## EXERCISE DESCRIPTION:
Reproduce every record below exactly as it appears.

## PROVIDED DATA:
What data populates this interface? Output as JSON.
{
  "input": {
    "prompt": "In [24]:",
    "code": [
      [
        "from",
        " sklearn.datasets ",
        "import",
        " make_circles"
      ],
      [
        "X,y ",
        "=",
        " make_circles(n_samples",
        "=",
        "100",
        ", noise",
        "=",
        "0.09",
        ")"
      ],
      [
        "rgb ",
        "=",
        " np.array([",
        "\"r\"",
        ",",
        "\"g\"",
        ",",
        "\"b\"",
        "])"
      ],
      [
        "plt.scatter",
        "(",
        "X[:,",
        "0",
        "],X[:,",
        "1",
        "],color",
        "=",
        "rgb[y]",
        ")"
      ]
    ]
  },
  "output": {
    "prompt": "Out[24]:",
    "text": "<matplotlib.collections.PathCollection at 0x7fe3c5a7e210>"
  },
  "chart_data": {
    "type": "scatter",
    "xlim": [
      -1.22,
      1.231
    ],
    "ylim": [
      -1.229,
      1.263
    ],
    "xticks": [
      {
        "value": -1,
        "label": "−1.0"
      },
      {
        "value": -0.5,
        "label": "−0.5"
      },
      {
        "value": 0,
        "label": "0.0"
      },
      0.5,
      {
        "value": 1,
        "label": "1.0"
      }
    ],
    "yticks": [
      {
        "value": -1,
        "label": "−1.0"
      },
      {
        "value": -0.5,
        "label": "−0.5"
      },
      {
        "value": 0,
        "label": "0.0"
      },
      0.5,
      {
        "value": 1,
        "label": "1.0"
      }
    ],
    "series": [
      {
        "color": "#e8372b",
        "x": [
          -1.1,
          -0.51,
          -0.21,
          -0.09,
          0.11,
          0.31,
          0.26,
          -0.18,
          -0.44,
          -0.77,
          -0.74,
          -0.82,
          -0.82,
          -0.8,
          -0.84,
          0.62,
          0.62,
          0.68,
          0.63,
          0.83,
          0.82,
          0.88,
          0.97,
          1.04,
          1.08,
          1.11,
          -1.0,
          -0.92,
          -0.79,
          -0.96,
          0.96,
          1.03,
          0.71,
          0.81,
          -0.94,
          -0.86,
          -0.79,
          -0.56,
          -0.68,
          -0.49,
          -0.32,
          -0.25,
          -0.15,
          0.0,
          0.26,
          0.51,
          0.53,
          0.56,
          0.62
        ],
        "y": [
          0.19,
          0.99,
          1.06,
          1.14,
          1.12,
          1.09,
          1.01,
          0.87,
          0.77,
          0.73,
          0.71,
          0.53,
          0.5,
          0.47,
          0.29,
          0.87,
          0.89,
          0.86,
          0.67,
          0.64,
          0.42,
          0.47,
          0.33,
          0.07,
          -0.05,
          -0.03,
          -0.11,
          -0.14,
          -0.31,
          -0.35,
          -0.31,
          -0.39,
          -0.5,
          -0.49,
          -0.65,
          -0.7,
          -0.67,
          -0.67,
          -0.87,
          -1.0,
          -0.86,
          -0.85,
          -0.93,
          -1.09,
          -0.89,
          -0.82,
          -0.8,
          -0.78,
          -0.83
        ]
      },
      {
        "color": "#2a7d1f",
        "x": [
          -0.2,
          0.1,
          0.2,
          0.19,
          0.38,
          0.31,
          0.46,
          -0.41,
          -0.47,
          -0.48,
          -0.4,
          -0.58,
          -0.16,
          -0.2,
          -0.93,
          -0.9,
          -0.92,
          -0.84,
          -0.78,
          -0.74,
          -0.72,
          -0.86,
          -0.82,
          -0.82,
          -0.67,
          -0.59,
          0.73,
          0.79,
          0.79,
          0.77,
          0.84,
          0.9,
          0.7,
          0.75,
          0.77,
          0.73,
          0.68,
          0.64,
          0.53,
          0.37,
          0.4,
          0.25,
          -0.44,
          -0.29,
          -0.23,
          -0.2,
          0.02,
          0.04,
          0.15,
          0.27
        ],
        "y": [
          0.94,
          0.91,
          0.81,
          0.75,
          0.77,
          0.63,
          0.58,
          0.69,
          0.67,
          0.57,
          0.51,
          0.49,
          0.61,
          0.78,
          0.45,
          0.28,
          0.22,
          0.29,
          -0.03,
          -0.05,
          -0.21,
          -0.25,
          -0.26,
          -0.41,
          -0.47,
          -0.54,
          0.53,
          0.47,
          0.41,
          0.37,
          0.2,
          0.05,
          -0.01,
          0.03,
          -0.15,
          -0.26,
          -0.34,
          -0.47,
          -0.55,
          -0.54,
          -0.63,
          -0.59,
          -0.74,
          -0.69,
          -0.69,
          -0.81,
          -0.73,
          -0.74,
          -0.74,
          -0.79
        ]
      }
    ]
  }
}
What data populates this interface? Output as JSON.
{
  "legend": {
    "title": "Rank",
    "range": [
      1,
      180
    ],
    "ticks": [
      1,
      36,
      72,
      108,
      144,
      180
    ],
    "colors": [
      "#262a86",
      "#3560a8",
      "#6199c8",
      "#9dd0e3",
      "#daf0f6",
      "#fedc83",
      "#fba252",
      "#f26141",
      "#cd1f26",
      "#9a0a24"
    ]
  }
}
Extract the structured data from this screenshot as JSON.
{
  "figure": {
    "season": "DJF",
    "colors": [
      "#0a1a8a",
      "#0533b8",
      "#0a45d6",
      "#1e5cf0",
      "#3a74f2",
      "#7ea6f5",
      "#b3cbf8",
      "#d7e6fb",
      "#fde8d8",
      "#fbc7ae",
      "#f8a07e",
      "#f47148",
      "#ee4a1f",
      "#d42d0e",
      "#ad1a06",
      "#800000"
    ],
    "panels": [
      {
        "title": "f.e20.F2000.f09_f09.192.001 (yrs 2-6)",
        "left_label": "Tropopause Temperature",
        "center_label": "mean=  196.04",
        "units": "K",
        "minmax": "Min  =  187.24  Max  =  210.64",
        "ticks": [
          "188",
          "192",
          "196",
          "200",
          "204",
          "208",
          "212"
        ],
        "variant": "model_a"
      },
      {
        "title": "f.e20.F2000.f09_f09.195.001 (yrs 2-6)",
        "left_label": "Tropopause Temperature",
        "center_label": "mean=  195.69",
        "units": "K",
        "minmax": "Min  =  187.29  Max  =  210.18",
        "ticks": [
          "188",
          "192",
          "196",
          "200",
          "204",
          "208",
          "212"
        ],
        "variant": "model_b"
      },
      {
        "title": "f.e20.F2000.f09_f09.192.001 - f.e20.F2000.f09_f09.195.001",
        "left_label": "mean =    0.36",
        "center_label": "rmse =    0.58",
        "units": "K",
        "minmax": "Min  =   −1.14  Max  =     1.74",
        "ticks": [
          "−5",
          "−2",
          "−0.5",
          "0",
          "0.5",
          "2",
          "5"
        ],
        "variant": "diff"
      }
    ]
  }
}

## RESPONSE TO THIS TASK:
What data populates this interface? Output as JSON.
{
  "input": {
    "prompt": "In [24]:",
    "code": [
      [
        "from",
        " sklearn.datasets ",
        "import",
        " make_circles"
      ],
      [
        "X,y ",
        "=",
        " make_circles(n_samples",
        "=",
        "100",
        ", noise",
        "=",
        "0.09",
        ")"
      ],
      [
        "rgb ",
        "=",
        " np.array([",
        "\"r\"",
        ",",
        "\"g\"",
        ",",
        "\"b\"",
        "])"
      ],
      [
        "plt.scatter",
        "(",
        "X[:,",
        "0",
        "],X[:,",
        "1",
        "],color",
        "=",
        "rgb[y]",
        ")"
      ]
    ]
  },
  "output": {
    "prompt": "Out[24]:",
    "text": "<matplotlib.collections.PathCollection at 0x7fe3c5a7e210>"
  },
  "chart_data": {
    "type": "scatter",
    "xlim": [
      -1.22,
      1.231
    ],
    "ylim": [
      -1.229,
      1.263
    ],
    "xticks": [
      {
        "value": -1,
        "label": "−1.0"
      },
      {
        "value": -0.5,
        "label": "−0.5"
      },
      {
        "value": 0,
        "label": "0.0"
      },
      0.5,
      {
        "value": 1,
        "label": "1.0"
      }
    ],
    "yticks": [
      {
        "value": -1,
        "label": "−1.0"
      },
      {
        "value": -0.5,
        "label": "−0.5"
      },
      {
        "value": 0,
        "label": "0.0"
      },
      0.5,
      {
        "value": 1,
        "label": "1.0"
      }
    ],
    "series": [
      {
        "color": "#e8372b",
        "x": [
          -1.1,
          -0.51,
          -0.21,
          -0.09,
          0.11,
          0.31,
          0.26,
          -0.18,
          -0.44,
          -0.77,
          -0.74,
          -0.82,
          -0.82,
          -0.8,
          -0.84,
          0.62,
          0.62,
          0.68,
          0.63,
          0.83,
          0.82,
          0.88,
          0.97,
          1.04,
          1.08,
          1.11,
          -1.0,
          -0.92,
          -0.79,
          -0.96,
          0.96,
          1.03,
          0.71,
          0.81,
          -0.94,
          -0.86,
          -0.79,
          -0.56,
          -0.68,
          -0.49,
          -0.32,
          -0.25,
          -0.15,
          0.0,
          0.26,
          0.51,
          0.53,
          0.56,
          0.62
        ],
        "y": [
          0.19,
          0.99,
          1.06,
          1.14,
          1.12,
          1.09,
          1.01,
          0.87,
          0.77,
          0.73,
          0.71,
          0.53,
          0.5,
          0.47,
          0.29,
          0.87,
          0.89,
          0.86,
          0.67,
          0.64,
          0.42,
          0.47,
          0.33,
          0.07,
          -0.05,
          -0.03,
          -0.11,
          -0.14,
          -0.31,
          -0.35,
          -0.31,
          -0.39,
          -0.5,
          -0.49,
          -0.65,
          -0.7,
          -0.67,
          -0.67,
          -0.87,
          -1.0,
          -0.86,
          -0.85,
          -0.93,
          -1.09,
          -0.89,
          -0.82,
          -0.8,
          -0.78,
          -0.83
        ]
      },
      {
        "color": "#2a7d1f",
        "x": [
          -0.2,
          0.1,
          0.2,
          0.19,
          0.38,
          0.31,
          0.46,
          -0.41,
          -0.47,
          -0.48,
          -0.4,
          -0.58,
          -0.16,
          -0.2,
          -0.93,
          -0.9,
          -0.92,
          -0.84,
          -0.78,
          -0.74,
          -0.72,
          -0.86,
          -0.82,
          -0.82,
          -0.67,
          -0.59,
          0.73,
          0.79,
          0.79,
          0.77,
          0.84,
          0.9,
          0.7,
          0.75,
          0.77,
          0.73,
          0.68,
          0.64,
          0.53,
          0.37,
          0.4,
          0.25,
          -0.44,
          -0.29,
          -0.23,
          -0.2,
          0.02,
          0.04,
          0.15,
          0.27
        ],
        "y": [
          0.94,
          0.91,
          0.81,
          0.75,
          0.77,
          0.63,
          0.58,
          0.69,
          0.67,
          0.57,
          0.51,
          0.49,
          0.61,
          0.78,
          0.45,
          0.28,
          0.22,
          0.29,
          -0.03,
          -0.05,
          -0.21,
          -0.25,
          -0.26,
          -0.41,
          -0.47,
          -0.54,
          0.53,
          0.47,
          0.41,
          0.37,
          0.2,
          0.05,
          -0.01,
          0.03,
          -0.15,
          -0.26,
          -0.34,
          -0.47,
          -0.55,
          -0.54,
          -0.63,
          -0.59,
          -0.74,
          -0.69,
          -0.69,
          -0.81,
          -0.73,
          -0.74,
          -0.74,
          -0.79
        ]
      }
    ]
  }
}
What data populates this interface? Output as JSON.
{
  "legend": {
    "title": "Rank",
    "range": [
      1,
      180
    ],
    "ticks": [
      1,
      36,
      72,
      108,
      144,
      180
    ],
    "colors": [
      "#262a86",
      "#3560a8",
      "#6199c8",
      "#9dd0e3",
      "#daf0f6",
      "#fedc83",
      "#fba252",
      "#f26141",
      "#cd1f26",
      "#9a0a24"
    ]
  }
}
Extract the structured data from this screenshot as JSON.
{
  "figure": {
    "season": "DJF",
    "colors": [
      "#0a1a8a",
      "#0533b8",
      "#0a45d6",
      "#1e5cf0",
      "#3a74f2",
      "#7ea6f5",
      "#b3cbf8",
      "#d7e6fb",
      "#fde8d8",
      "#fbc7ae",
      "#f8a07e",
      "#f47148",
      "#ee4a1f",
      "#d42d0e",
      "#ad1a06",
      "#800000"
    ],
    "panels": [
      {
        "title": "f.e20.F2000.f09_f09.192.001 (yrs 2-6)",
        "left_label": "Tropopause Temperature",
        "center_label": "mean=  196.04",
        "units": "K",
        "minmax": "Min  =  187.24  Max  =  210.64",
        "ticks": [
          "188",
          "192",
          "196",
          "200",
          "204",
          "208",
          "212"
        ],
        "variant": "model_a"
      },
      {
        "title": "f.e20.F2000.f09_f09.195.001 (yrs 2-6)",
        "left_label": "Tropopause Temperature",
        "center_label": "mean=  195.69",
        "units": "K",
        "minmax": "Min  =  187.29  Max  =  210.18",
        "ticks": [
          "188",
          "192",
          "196",
          "200",
          "204",
          "208",
          "212"
        ],
        "variant": "model_b"
      },
      {
        "title": "f.e20.F2000.f09_f09.192.001 - f.e20.F2000.f09_f09.195.001",
        "left_label": "mean =    0.36",
        "center_label": "rmse =    0.58",
        "units": "K",
        "minmax": "Min  =   −1.14  Max  =     1.74",
        "ticks": [
          "−5",
          "−2",
          "−0.5",
          "0",
          "0.5",
          "2",
          "5"
        ],
        "variant": "diff"
      }
    ]
  }
}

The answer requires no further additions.